## TASK BRIEF
Transcribe the entries exactly; images are not part of the copy.

## INFORMATION GIVEN
## Start
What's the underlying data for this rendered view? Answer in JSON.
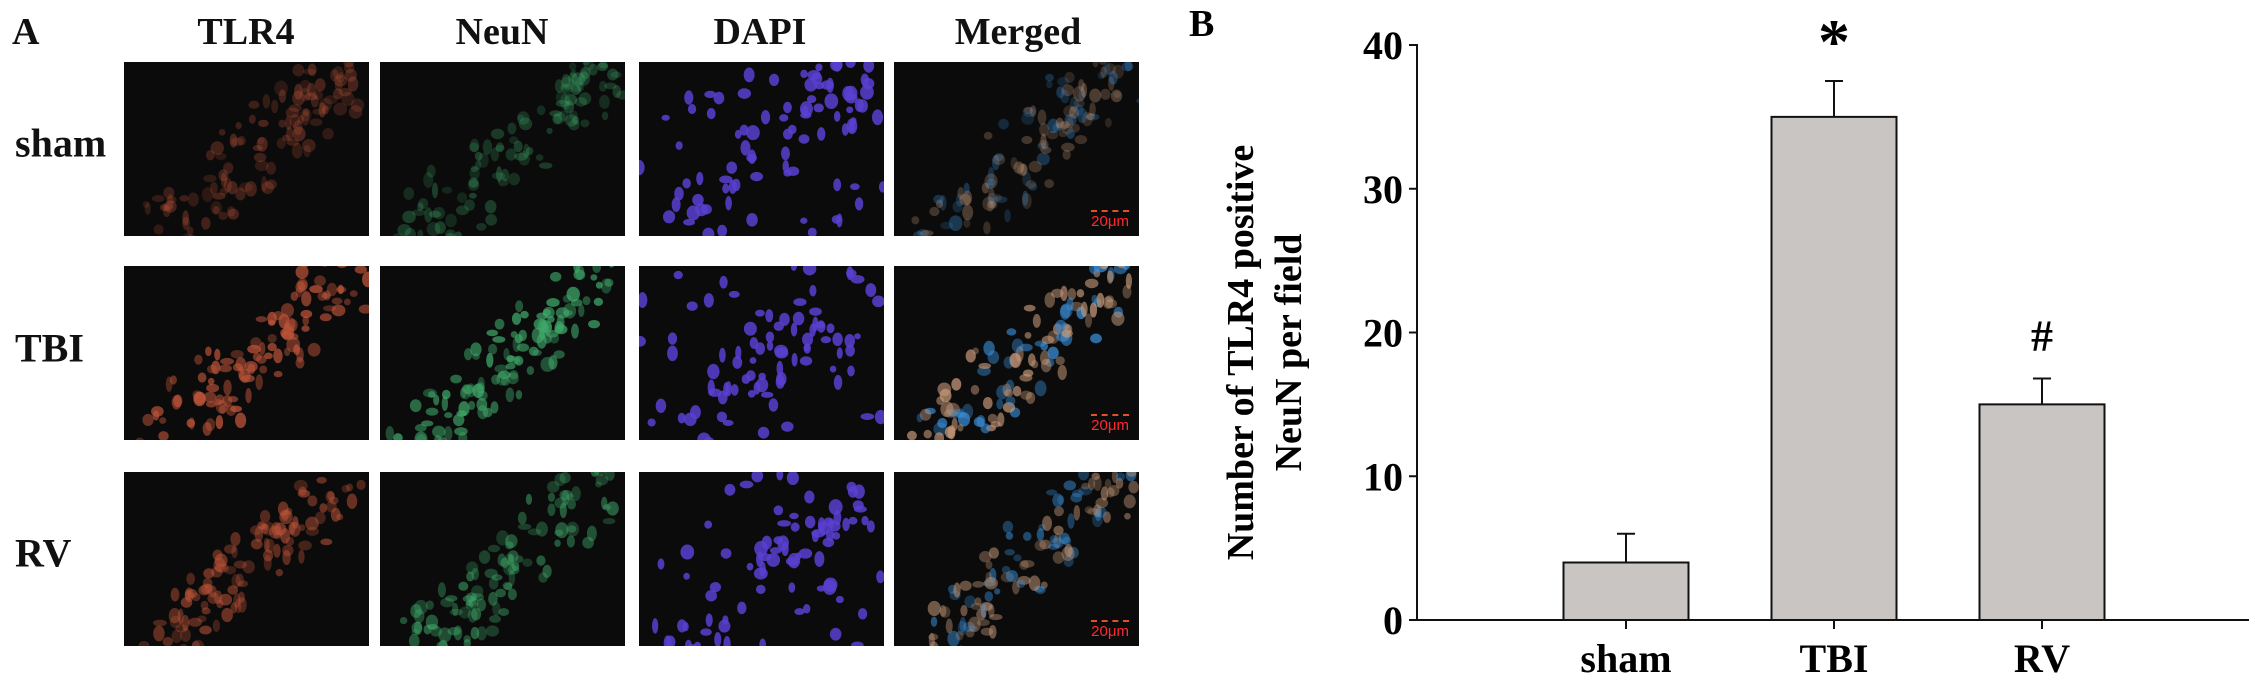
{
  "panel_a": {
    "label": "A",
    "columns": [
      "TLR4",
      "NeuN",
      "DAPI",
      "Merged"
    ],
    "rows": [
      "sham",
      "TBI",
      "RV"
    ],
    "scale_bar": "20μm",
    "channel_colors": {
      "TLR4": "#c0553a",
      "NeuN": "#3fa86a",
      "DAPI": "#5a3fd0",
      "Merged": "#c89a7a"
    }
  },
  "chart_data": {
    "panel_label": "B",
    "type": "bar",
    "categories": [
      "sham",
      "TBI",
      "RV"
    ],
    "values": [
      4,
      35,
      15
    ],
    "error_upper": [
      6,
      37.5,
      16.8
    ],
    "annotations": [
      "",
      "*",
      "#"
    ],
    "ylabel_lines": [
      "Number of TLR4 positive",
      "NeuN per field"
    ],
    "xlabel": "",
    "ylim": [
      0,
      40
    ],
    "yticks": [
      0,
      10,
      20,
      30,
      40
    ],
    "grid": false,
    "bar_color": "#c8c5c2"
  }
}
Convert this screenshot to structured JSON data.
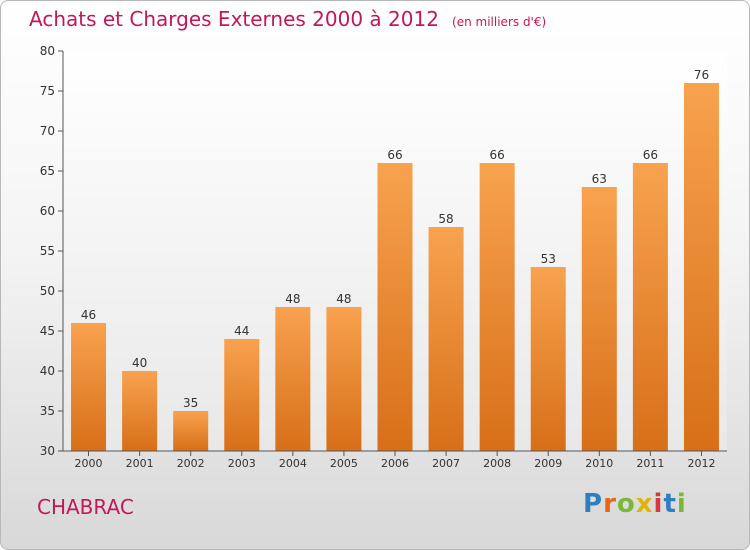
{
  "header": {
    "title": "Achats et Charges Externes 2000 à 2012",
    "unit": "(en milliers d'€)"
  },
  "footer": {
    "commune": "CHABRAC",
    "logo": {
      "letters": [
        {
          "ch": "P",
          "color": "#2e7fc0"
        },
        {
          "ch": "r",
          "color": "#e8651a"
        },
        {
          "ch": "o",
          "color": "#7ab83c"
        },
        {
          "ch": "x",
          "color": "#e0b400"
        },
        {
          "ch": "i",
          "color": "#d23b3b"
        },
        {
          "ch": "t",
          "color": "#2e7fc0"
        },
        {
          "ch": "i",
          "color": "#7ab83c"
        }
      ]
    }
  },
  "chart_data": {
    "type": "bar",
    "title": "Achats et Charges Externes 2000 à 2012",
    "categories": [
      "2000",
      "2001",
      "2002",
      "2003",
      "2004",
      "2005",
      "2006",
      "2007",
      "2008",
      "2009",
      "2010",
      "2011",
      "2012"
    ],
    "values": [
      46,
      40,
      35,
      44,
      48,
      48,
      66,
      58,
      66,
      53,
      63,
      66,
      76
    ],
    "ylim": [
      30,
      80
    ],
    "yticks": [
      30,
      35,
      40,
      45,
      50,
      55,
      60,
      65,
      70,
      75,
      80
    ],
    "grid": false,
    "bar_color": "#f0892e"
  }
}
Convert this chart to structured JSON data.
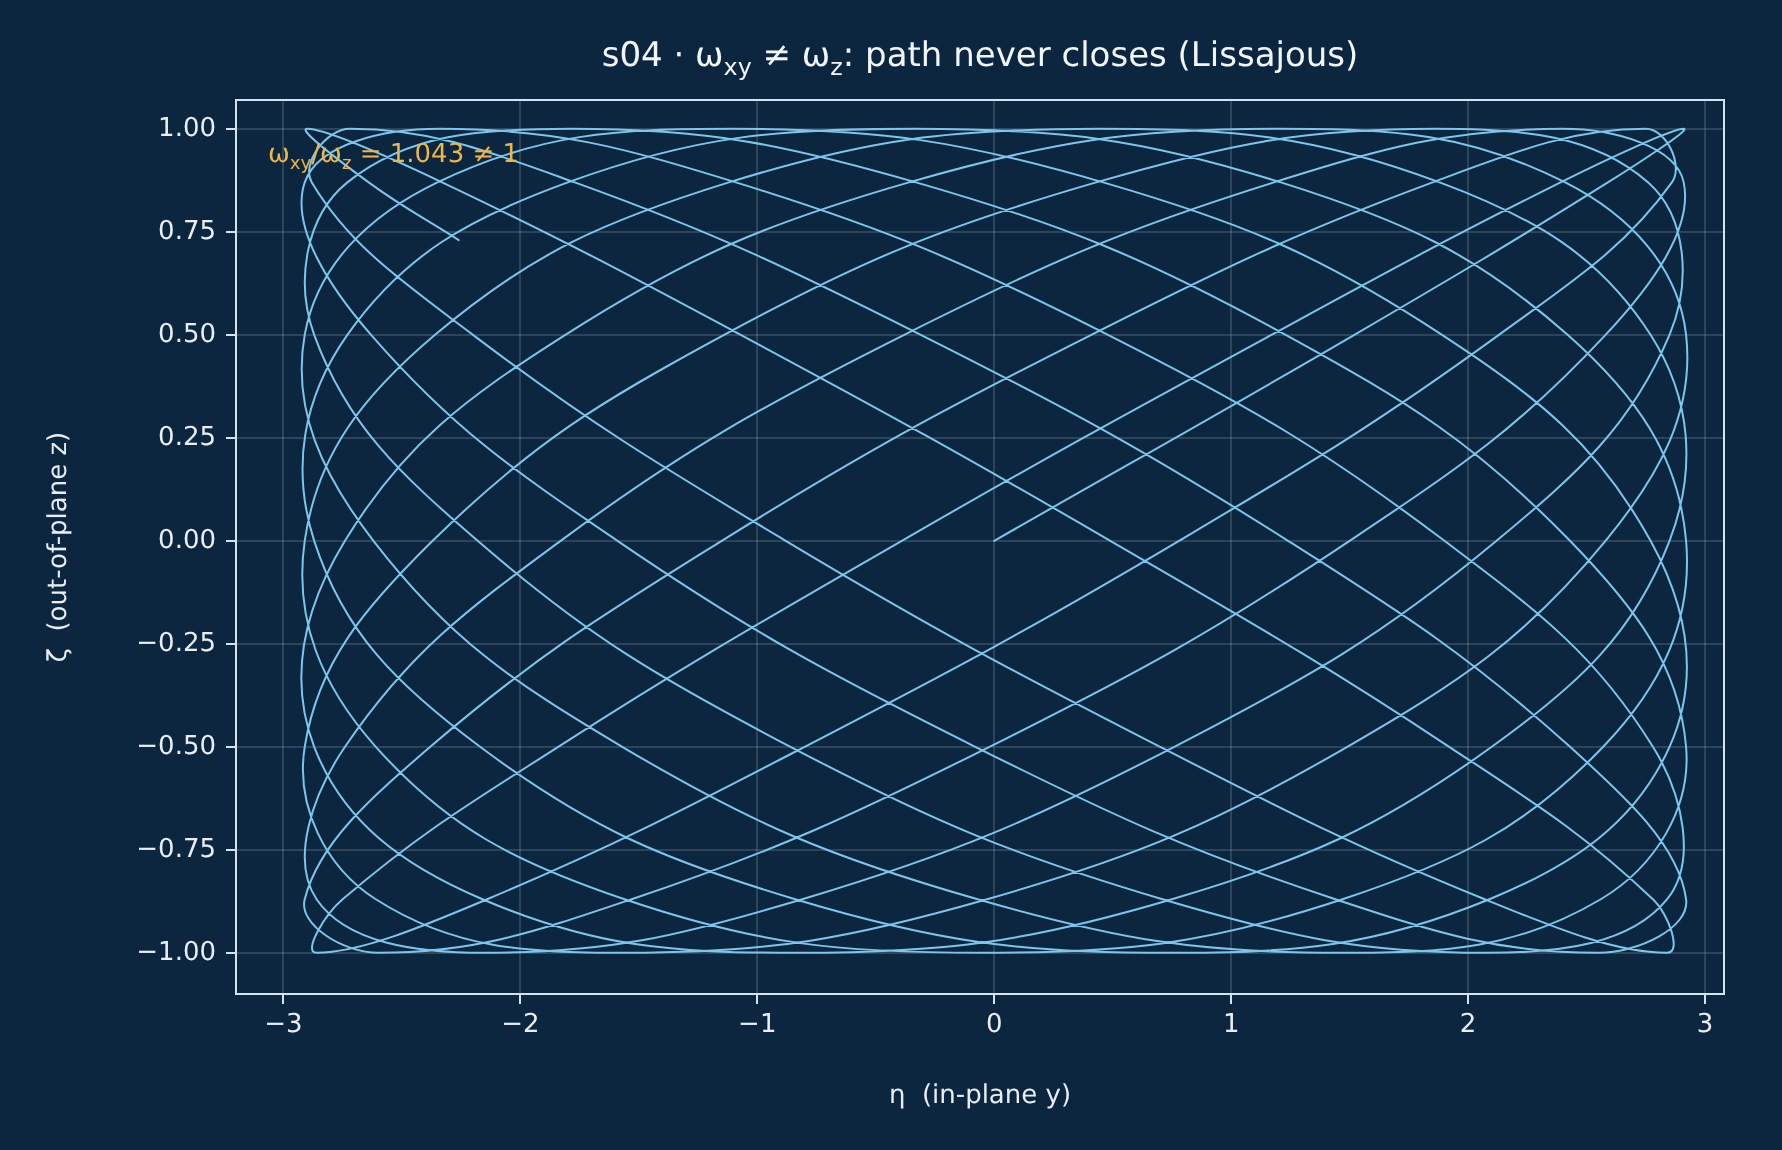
{
  "chart_data": {
    "type": "line",
    "title": "s04 · ω$_{xy}$ ≠ ω$_{z}$: path never closes (Lissajous)",
    "xlabel": "η  (in-plane y)",
    "ylabel": "ζ  (out-of-plane z)",
    "annotations": [
      "ω$_{xy}$/ω$_{z}$ = 1.043 ≠ 1"
    ],
    "x": [
      0,
      1.52,
      2.59,
      2.91,
      2.39,
      1.17,
      -0.39,
      -1.84,
      -2.75,
      -2.86,
      -2.14,
      -0.8,
      0.78,
      2.13,
      2.86,
      2.75,
      1.85,
      0.41,
      -1.15,
      -2.38,
      -2.91,
      -2.6,
      -1.53,
      -0.02,
      1.5,
      2.58,
      2.91,
      2.4,
      1.18,
      -0.38,
      -1.83,
      -2.74,
      -2.86,
      -2.15,
      -0.81,
      0.76,
      2.12,
      2.85,
      2.76,
      1.86,
      0.43,
      -1.14,
      -2.37,
      -2.91,
      -2.61,
      -1.55,
      -0.03,
      1.49,
      2.58,
      2.92,
      2.41,
      1.2,
      -0.36,
      -1.81,
      -2.74,
      -2.87,
      -2.16,
      -0.83,
      0.75,
      2.1,
      2.85,
      2.77,
      1.88,
      0.44,
      -1.12,
      -2.36,
      -2.91,
      -2.61,
      -1.56,
      -0.05,
      1.47,
      2.57,
      2.92,
      2.42,
      1.21,
      -0.34,
      -1.8,
      -2.73,
      -2.87,
      -2.17,
      -0.84,
      0.73,
      2.09,
      2.85,
      2.77,
      1.89,
      0.46,
      -1.1,
      -2.35,
      -2.91,
      -2.62,
      -1.57,
      -0.07,
      1.46,
      2.56,
      2.92,
      2.43,
      1.23,
      -0.33,
      -1.79,
      -2.73,
      -2.87,
      -2.18,
      -0.86,
      0.71,
      2.08,
      2.84,
      2.78,
      1.9,
      0.48,
      -1.09,
      -2.34,
      -2.91,
      -2.63,
      -1.59,
      -0.08,
      1.44,
      2.55,
      2.92,
      2.43,
      1.24,
      -0.31,
      -1.77,
      -2.72,
      -2.88,
      -2.2,
      -0.88,
      0.7,
      2.07,
      2.84,
      2.78,
      1.92,
      0.49,
      -1.07,
      -2.33,
      -2.9,
      -2.64,
      -2.26
    ],
    "values": [
      0,
      0.5,
      0.87,
      1,
      0.87,
      0.5,
      0,
      -0.5,
      -0.87,
      -1,
      -0.87,
      -0.5,
      0,
      0.5,
      0.87,
      1,
      0.87,
      0.5,
      0,
      -0.5,
      -0.87,
      -1,
      -0.87,
      -0.5,
      0,
      0.5,
      0.87,
      1,
      0.87,
      0.5,
      0,
      -0.5,
      -0.87,
      -1,
      -0.87,
      -0.5,
      0,
      0.5,
      0.87,
      1,
      0.87,
      0.5,
      0,
      -0.5,
      -0.87,
      -1,
      -0.87,
      -0.5,
      0,
      0.5,
      0.87,
      1,
      0.87,
      0.5,
      0,
      -0.5,
      -0.87,
      -1,
      -0.87,
      -0.5,
      0,
      0.5,
      0.87,
      1,
      0.87,
      0.5,
      0,
      -0.5,
      -0.87,
      -1,
      -0.87,
      -0.5,
      0,
      0.5,
      0.87,
      1,
      0.87,
      0.5,
      0,
      -0.5,
      -0.87,
      -1,
      -0.87,
      -0.5,
      0,
      0.5,
      0.87,
      1,
      0.87,
      0.5,
      0,
      -0.5,
      -0.87,
      -1,
      -0.87,
      -0.5,
      0,
      0.5,
      0.87,
      1,
      0.87,
      0.5,
      0,
      -0.5,
      -0.87,
      -1,
      -0.87,
      -0.5,
      0,
      0.5,
      0.87,
      1,
      0.87,
      0.5,
      0,
      -0.5,
      -0.87,
      -1,
      -0.87,
      -0.5,
      0,
      0.5,
      0.87,
      1,
      0.87,
      0.5,
      0,
      -0.5,
      -0.87,
      -1,
      -0.87,
      -0.5,
      0,
      0.5,
      0.87,
      1,
      0.87,
      0.73
    ],
    "color": "#7cc5ec",
    "xlim": [
      -3.2,
      3.08
    ],
    "ylim": [
      -1.1,
      1.07
    ],
    "xticks": [
      {
        "value": -3,
        "label": "−3"
      },
      {
        "value": -2,
        "label": "−2"
      },
      {
        "value": -1,
        "label": "−1"
      },
      0,
      1,
      2,
      3
    ],
    "yticks": [
      {
        "value": -1,
        "label": "−1.00"
      },
      {
        "value": -0.75,
        "label": "−0.75"
      },
      {
        "value": -0.5,
        "label": "−0.50"
      },
      {
        "value": -0.25,
        "label": "−0.25"
      },
      {
        "value": 0,
        "label": "0.00"
      },
      0.25,
      {
        "value": 0.5,
        "label": "0.50"
      },
      0.75,
      {
        "value": 1,
        "label": "1.00"
      }
    ],
    "grid": true,
    "marker": "none",
    "line_style": "solid"
  }
}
## End
## SOLUTION
What's the underlying data for this rendered view? Answer in JSON.
{
  "panel_a": {
    "label": "A",
    "columns": [
      "TLR4",
      "NeuN",
      "DAPI",
      "Merged"
    ],
    "rows": [
      "sham",
      "TBI",
      "RV"
    ],
    "scale_bar": "20μm",
    "channel_colors": {
      "TLR4": "#c0553a",
      "NeuN": "#3fa86a",
      "DAPI": "#5a3fd0",
      "Merged": "#c89a7a"
    }
  },
  "chart_data": {
    "panel_label": "B",
    "type": "bar",
    "categories": [
      "sham",
      "TBI",
      "RV"
    ],
    "values": [
      4,
      35,
      15
    ],
    "error_upper": [
      6,
      37.5,
      16.8
    ],
    "annotations": [
      "",
      "*",
      "#"
    ],
    "ylabel_lines": [
      "Number of TLR4 positive",
      "NeuN per field"
    ],
    "xlabel": "",
    "ylim": [
      0,
      40
    ],
    "yticks": [
      0,
      10,
      20,
      30,
      40
    ],
    "grid": false,
    "bar_color": "#c8c5c2"
  }
}
Convert this screenshot to structured JSON data.
{
  "header": {
    "title": "Achats et Charges Externes 2000 à 2012",
    "unit": "(en milliers d'€)"
  },
  "footer": {
    "commune": "CHABRAC",
    "logo": {
      "letters": [
        {
          "ch": "P",
          "color": "#2e7fc0"
        },
        {
          "ch": "r",
          "color": "#e8651a"
        },
        {
          "ch": "o",
          "color": "#7ab83c"
        },
        {
          "ch": "x",
          "color": "#e0b400"
        },
        {
          "ch": "i",
          "color": "#d23b3b"
        },
        {
          "ch": "t",
          "color": "#2e7fc0"
        },
        {
          "ch": "i",
          "color": "#7ab83c"
        }
      ]
    }
  },
  "chart_data": {
    "type": "bar",
    "title": "Achats et Charges Externes 2000 à 2012",
    "categories": [
      "2000",
      "2001",
      "2002",
      "2003",
      "2004",
      "2005",
      "2006",
      "2007",
      "2008",
      "2009",
      "2010",
      "2011",
      "2012"
    ],
    "values": [
      46,
      40,
      35,
      44,
      48,
      48,
      66,
      58,
      66,
      53,
      63,
      66,
      76
    ],
    "ylim": [
      30,
      80
    ],
    "yticks": [
      30,
      35,
      40,
      45,
      50,
      55,
      60,
      65,
      70,
      75,
      80
    ],
    "grid": false,
    "bar_color": "#f0892e"
  }
}
Convert this chart to structured JSON data.
{
  "chart_data": {
    "type": "line",
    "title": "s04 · ω$_{xy}$ ≠ ω$_{z}$: path never closes (Lissajous)",
    "xlabel": "η  (in-plane y)",
    "ylabel": "ζ  (out-of-plane z)",
    "annotations": [
      "ω$_{xy}$/ω$_{z}$ = 1.043 ≠ 1"
    ],
    "x": [
      0,
      1.52,
      2.59,
      2.91,
      2.39,
      1.17,
      -0.39,
      -1.84,
      -2.75,
      -2.86,
      -2.14,
      -0.8,
      0.78,
      2.13,
      2.86,
      2.75,
      1.85,
      0.41,
      -1.15,
      -2.38,
      -2.91,
      -2.6,
      -1.53,
      -0.02,
      1.5,
      2.58,
      2.91,
      2.4,
      1.18,
      -0.38,
      -1.83,
      -2.74,
      -2.86,
      -2.15,
      -0.81,
      0.76,
      2.12,
      2.85,
      2.76,
      1.86,
      0.43,
      -1.14,
      -2.37,
      -2.91,
      -2.61,
      -1.55,
      -0.03,
      1.49,
      2.58,
      2.92,
      2.41,
      1.2,
      -0.36,
      -1.81,
      -2.74,
      -2.87,
      -2.16,
      -0.83,
      0.75,
      2.1,
      2.85,
      2.77,
      1.88,
      0.44,
      -1.12,
      -2.36,
      -2.91,
      -2.61,
      -1.56,
      -0.05,
      1.47,
      2.57,
      2.92,
      2.42,
      1.21,
      -0.34,
      -1.8,
      -2.73,
      -2.87,
      -2.17,
      -0.84,
      0.73,
      2.09,
      2.85,
      2.77,
      1.89,
      0.46,
      -1.1,
      -2.35,
      -2.91,
      -2.62,
      -1.57,
      -0.07,
      1.46,
      2.56,
      2.92,
      2.43,
      1.23,
      -0.33,
      -1.79,
      -2.73,
      -2.87,
      -2.18,
      -0.86,
      0.71,
      2.08,
      2.84,
      2.78,
      1.9,
      0.48,
      -1.09,
      -2.34,
      -2.91,
      -2.63,
      -1.59,
      -0.08,
      1.44,
      2.55,
      2.92,
      2.43,
      1.24,
      -0.31,
      -1.77,
      -2.72,
      -2.88,
      -2.2,
      -0.88,
      0.7,
      2.07,
      2.84,
      2.78,
      1.92,
      0.49,
      -1.07,
      -2.33,
      -2.9,
      -2.64,
      -2.26
    ],
    "values": [
      0,
      0.5,
      0.87,
      1,
      0.87,
      0.5,
      0,
      -0.5,
      -0.87,
      -1,
      -0.87,
      -0.5,
      0,
      0.5,
      0.87,
      1,
      0.87,
      0.5,
      0,
      -0.5,
      -0.87,
      -1,
      -0.87,
      -0.5,
      0,
      0.5,
      0.87,
      1,
      0.87,
      0.5,
      0,
      -0.5,
      -0.87,
      -1,
      -0.87,
      -0.5,
      0,
      0.5,
      0.87,
      1,
      0.87,
      0.5,
      0,
      -0.5,
      -0.87,
      -1,
      -0.87,
      -0.5,
      0,
      0.5,
      0.87,
      1,
      0.87,
      0.5,
      0,
      -0.5,
      -0.87,
      -1,
      -0.87,
      -0.5,
      0,
      0.5,
      0.87,
      1,
      0.87,
      0.5,
      0,
      -0.5,
      -0.87,
      -1,
      -0.87,
      -0.5,
      0,
      0.5,
      0.87,
      1,
      0.87,
      0.5,
      0,
      -0.5,
      -0.87,
      -1,
      -0.87,
      -0.5,
      0,
      0.5,
      0.87,
      1,
      0.87,
      0.5,
      0,
      -0.5,
      -0.87,
      -1,
      -0.87,
      -0.5,
      0,
      0.5,
      0.87,
      1,
      0.87,
      0.5,
      0,
      -0.5,
      -0.87,
      -1,
      -0.87,
      -0.5,
      0,
      0.5,
      0.87,
      1,
      0.87,
      0.5,
      0,
      -0.5,
      -0.87,
      -1,
      -0.87,
      -0.5,
      0,
      0.5,
      0.87,
      1,
      0.87,
      0.5,
      0,
      -0.5,
      -0.87,
      -1,
      -0.87,
      -0.5,
      0,
      0.5,
      0.87,
      1,
      0.87,
      0.73
    ],
    "color": "#7cc5ec",
    "xlim": [
      -3.2,
      3.08
    ],
    "ylim": [
      -1.1,
      1.07
    ],
    "xticks": [
      {
        "value": -3,
        "label": "−3"
      },
      {
        "value": -2,
        "label": "−2"
      },
      {
        "value": -1,
        "label": "−1"
      },
      0,
      1,
      2,
      3
    ],
    "yticks": [
      {
        "value": -1,
        "label": "−1.00"
      },
      {
        "value": -0.75,
        "label": "−0.75"
      },
      {
        "value": -0.5,
        "label": "−0.50"
      },
      {
        "value": -0.25,
        "label": "−0.25"
      },
      {
        "value": 0,
        "label": "0.00"
      },
      0.25,
      {
        "value": 0.5,
        "label": "0.50"
      },
      0.75,
      {
        "value": 1,
        "label": "1.00"
      }
    ],
    "grid": true,
    "marker": "none",
    "line_style": "solid"
  }
}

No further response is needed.